— START —
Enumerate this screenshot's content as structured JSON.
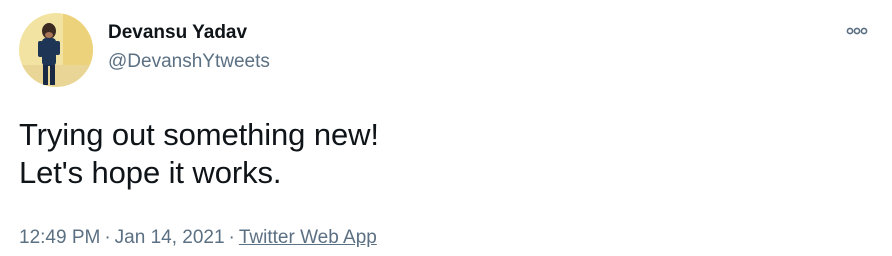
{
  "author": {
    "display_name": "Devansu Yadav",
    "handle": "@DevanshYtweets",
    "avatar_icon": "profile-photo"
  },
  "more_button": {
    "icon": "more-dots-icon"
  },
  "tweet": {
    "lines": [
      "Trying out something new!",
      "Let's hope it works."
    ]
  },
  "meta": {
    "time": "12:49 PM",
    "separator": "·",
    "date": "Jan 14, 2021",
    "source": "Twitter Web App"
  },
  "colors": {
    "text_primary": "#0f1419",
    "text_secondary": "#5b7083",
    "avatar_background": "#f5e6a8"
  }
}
— END —
• [What to do] Omit every picture, then reproduce the rest of the listing exactly.

• [Answer below]
Enumerate this screenshot's content as structured JSON.
{
  "author": {
    "display_name": "Devansu Yadav",
    "handle": "@DevanshYtweets",
    "avatar_icon": "profile-photo"
  },
  "more_button": {
    "icon": "more-dots-icon"
  },
  "tweet": {
    "lines": [
      "Trying out something new!",
      "Let's hope it works."
    ]
  },
  "meta": {
    "time": "12:49 PM",
    "separator": "·",
    "date": "Jan 14, 2021",
    "source": "Twitter Web App"
  },
  "colors": {
    "text_primary": "#0f1419",
    "text_secondary": "#5b7083",
    "avatar_background": "#f5e6a8"
  }
}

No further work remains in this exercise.